=== Data extracted from a collection ===
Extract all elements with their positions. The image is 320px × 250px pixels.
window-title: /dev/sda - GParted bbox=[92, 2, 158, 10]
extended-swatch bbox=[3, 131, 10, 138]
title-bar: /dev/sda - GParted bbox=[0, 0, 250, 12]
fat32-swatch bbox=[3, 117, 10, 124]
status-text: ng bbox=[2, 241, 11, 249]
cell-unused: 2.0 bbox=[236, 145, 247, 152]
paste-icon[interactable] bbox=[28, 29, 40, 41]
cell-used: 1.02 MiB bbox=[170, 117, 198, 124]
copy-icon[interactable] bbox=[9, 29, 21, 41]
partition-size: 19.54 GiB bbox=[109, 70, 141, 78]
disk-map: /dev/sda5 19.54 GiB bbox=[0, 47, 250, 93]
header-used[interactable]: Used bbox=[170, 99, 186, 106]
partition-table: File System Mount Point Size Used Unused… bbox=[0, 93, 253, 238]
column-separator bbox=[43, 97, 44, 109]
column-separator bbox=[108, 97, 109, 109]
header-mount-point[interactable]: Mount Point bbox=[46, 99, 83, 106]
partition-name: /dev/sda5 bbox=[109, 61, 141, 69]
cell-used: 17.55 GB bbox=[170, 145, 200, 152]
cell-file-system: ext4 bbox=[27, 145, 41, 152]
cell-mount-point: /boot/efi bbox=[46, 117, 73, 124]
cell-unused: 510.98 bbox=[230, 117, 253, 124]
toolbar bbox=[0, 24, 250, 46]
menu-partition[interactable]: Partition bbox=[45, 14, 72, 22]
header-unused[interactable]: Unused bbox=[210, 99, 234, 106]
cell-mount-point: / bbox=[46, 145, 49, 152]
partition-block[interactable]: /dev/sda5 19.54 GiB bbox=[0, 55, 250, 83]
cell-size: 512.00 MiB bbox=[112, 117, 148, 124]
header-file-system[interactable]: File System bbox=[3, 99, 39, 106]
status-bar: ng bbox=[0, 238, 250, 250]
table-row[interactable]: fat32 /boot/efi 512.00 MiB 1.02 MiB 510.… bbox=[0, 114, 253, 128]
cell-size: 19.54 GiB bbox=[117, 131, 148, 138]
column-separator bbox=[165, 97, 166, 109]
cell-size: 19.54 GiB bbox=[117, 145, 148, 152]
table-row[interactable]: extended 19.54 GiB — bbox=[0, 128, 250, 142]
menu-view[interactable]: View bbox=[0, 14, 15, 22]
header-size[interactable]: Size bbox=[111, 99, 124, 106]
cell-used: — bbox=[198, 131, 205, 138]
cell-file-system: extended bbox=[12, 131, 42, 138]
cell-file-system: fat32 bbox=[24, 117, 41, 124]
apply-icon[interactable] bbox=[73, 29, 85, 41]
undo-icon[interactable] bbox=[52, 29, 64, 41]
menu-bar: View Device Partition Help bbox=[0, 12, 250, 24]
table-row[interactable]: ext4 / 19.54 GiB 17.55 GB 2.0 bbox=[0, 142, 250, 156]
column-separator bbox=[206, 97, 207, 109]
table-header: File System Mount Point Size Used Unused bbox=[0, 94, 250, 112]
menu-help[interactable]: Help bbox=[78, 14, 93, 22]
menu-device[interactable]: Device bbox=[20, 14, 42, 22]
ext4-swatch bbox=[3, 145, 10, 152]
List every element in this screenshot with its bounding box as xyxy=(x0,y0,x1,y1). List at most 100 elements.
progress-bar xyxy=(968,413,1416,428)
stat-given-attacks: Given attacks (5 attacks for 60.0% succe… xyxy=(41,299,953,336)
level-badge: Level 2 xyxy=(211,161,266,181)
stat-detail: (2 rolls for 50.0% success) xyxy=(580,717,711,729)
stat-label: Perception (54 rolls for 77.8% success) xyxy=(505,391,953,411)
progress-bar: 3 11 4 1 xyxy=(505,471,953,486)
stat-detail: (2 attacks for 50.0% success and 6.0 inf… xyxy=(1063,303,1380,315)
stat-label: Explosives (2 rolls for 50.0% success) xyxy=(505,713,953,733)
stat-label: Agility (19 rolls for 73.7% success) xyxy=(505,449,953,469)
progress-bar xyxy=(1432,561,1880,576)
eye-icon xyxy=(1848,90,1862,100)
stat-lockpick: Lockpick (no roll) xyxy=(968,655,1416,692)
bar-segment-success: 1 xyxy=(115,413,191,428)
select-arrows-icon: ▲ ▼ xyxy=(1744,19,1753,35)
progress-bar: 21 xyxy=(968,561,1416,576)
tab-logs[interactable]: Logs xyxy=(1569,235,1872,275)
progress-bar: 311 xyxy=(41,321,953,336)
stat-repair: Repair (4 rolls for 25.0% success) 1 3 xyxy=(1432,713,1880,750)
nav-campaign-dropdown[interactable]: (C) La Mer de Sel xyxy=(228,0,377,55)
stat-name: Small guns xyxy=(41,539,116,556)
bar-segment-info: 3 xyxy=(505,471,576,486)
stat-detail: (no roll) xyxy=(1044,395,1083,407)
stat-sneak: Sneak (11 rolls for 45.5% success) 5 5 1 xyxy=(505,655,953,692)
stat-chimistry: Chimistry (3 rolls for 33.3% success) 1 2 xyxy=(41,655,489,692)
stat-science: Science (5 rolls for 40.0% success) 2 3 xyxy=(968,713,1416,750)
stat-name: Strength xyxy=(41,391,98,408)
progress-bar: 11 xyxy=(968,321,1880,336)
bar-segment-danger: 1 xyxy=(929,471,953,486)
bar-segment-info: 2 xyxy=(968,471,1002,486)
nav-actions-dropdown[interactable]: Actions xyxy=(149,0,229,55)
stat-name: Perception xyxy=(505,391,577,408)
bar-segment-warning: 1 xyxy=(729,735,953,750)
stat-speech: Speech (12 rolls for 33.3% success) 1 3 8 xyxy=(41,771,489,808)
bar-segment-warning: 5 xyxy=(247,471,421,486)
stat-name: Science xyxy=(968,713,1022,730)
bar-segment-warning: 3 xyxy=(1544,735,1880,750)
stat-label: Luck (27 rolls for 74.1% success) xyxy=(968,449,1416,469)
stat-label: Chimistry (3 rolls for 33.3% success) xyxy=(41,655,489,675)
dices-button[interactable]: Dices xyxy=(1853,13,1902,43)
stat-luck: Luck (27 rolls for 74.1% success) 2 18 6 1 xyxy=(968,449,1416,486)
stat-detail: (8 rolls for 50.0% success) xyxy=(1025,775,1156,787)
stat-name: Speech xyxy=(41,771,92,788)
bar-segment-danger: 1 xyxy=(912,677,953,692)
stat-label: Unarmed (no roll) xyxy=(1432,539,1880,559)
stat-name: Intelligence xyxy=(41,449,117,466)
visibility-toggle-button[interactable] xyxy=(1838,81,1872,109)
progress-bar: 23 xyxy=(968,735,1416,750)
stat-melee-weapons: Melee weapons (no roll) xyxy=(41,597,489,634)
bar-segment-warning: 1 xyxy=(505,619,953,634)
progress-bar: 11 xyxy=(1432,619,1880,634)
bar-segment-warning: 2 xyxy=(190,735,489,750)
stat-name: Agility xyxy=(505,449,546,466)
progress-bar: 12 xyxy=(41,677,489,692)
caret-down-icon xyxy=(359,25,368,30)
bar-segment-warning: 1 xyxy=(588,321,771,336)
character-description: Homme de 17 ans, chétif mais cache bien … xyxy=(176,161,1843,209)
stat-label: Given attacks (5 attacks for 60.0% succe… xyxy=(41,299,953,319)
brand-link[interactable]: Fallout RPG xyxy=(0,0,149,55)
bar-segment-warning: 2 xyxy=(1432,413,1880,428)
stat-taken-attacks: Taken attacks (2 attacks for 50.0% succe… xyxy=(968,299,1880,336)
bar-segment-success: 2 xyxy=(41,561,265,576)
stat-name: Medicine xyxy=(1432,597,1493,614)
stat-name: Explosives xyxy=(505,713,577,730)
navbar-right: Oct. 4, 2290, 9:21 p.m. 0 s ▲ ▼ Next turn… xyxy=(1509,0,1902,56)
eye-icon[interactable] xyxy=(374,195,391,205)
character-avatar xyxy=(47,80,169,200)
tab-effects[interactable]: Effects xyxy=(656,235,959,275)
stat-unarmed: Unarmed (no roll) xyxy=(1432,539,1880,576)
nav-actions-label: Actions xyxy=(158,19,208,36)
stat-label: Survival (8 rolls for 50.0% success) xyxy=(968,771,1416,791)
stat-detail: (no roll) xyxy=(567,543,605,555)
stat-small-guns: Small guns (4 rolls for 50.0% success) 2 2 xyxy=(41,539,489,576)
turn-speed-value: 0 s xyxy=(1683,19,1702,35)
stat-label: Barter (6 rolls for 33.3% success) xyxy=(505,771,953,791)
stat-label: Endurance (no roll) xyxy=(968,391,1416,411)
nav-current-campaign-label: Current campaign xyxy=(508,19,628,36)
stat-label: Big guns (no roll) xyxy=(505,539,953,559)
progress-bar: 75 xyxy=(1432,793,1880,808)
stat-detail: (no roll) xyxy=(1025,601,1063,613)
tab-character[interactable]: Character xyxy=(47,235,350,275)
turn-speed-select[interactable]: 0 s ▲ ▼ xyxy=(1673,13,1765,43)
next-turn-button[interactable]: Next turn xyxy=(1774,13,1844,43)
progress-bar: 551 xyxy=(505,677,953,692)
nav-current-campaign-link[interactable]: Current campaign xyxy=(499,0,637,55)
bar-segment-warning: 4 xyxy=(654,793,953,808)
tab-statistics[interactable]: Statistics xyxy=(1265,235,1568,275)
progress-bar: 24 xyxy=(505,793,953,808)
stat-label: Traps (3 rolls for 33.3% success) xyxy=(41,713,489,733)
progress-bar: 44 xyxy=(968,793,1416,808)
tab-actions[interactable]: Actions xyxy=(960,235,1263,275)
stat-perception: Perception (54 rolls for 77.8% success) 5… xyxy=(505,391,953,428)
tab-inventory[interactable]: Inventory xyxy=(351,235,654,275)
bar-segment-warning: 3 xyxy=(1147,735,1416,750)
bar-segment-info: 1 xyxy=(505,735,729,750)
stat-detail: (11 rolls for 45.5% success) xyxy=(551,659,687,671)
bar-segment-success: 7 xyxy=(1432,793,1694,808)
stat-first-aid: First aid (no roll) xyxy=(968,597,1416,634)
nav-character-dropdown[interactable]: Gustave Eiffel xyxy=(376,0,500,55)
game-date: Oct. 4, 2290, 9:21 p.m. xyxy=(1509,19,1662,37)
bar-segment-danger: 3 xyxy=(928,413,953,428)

=== Challenge ===
Transcribe the data word for word, starting at the first line and ending with the line that contains "cell-unused: 2.0 bbox=[236, 145, 247, 152]".

=== Result of the task ===
Extract all elements with their positions. The image is 320px × 250px pixels.
window-title: /dev/sda - GParted bbox=[92, 2, 158, 10]
extended-swatch bbox=[3, 131, 10, 138]
title-bar: /dev/sda - GParted bbox=[0, 0, 250, 12]
fat32-swatch bbox=[3, 117, 10, 124]
status-text: ng bbox=[2, 241, 11, 249]
cell-unused: 2.0 bbox=[236, 145, 247, 152]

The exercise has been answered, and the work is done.